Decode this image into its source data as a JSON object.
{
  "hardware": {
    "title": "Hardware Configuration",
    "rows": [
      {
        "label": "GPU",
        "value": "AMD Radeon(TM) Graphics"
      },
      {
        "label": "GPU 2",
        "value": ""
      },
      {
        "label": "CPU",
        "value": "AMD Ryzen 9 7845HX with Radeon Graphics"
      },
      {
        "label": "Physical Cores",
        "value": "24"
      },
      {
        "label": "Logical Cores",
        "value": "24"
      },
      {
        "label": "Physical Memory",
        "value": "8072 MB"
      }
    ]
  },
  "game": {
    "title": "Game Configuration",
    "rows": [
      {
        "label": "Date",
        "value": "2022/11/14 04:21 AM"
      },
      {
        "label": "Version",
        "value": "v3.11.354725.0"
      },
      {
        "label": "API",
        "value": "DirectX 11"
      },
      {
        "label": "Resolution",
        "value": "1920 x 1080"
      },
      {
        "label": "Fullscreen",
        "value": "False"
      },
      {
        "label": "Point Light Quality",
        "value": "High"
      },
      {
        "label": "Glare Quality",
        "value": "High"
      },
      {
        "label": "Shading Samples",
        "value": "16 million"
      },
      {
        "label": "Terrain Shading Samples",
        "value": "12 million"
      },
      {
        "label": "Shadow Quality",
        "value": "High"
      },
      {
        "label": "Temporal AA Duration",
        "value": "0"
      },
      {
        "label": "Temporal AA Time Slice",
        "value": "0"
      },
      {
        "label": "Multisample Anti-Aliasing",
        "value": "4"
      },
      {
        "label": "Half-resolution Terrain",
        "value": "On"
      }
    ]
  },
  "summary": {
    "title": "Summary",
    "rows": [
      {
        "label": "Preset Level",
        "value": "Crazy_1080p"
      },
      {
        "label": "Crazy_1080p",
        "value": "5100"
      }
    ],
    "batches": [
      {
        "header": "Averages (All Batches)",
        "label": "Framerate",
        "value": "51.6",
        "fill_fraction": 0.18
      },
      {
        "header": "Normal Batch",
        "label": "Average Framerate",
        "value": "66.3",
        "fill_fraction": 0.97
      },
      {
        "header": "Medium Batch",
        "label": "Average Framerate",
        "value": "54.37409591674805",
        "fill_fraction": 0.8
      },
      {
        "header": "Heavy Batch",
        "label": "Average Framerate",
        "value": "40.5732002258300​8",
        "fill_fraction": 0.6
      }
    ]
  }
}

**Work to be completed:** In the entries above, identify every line with the string "Configuration".

**Reply:**
    "title": "Hardware Configuration",
    "title": "Game Configuration",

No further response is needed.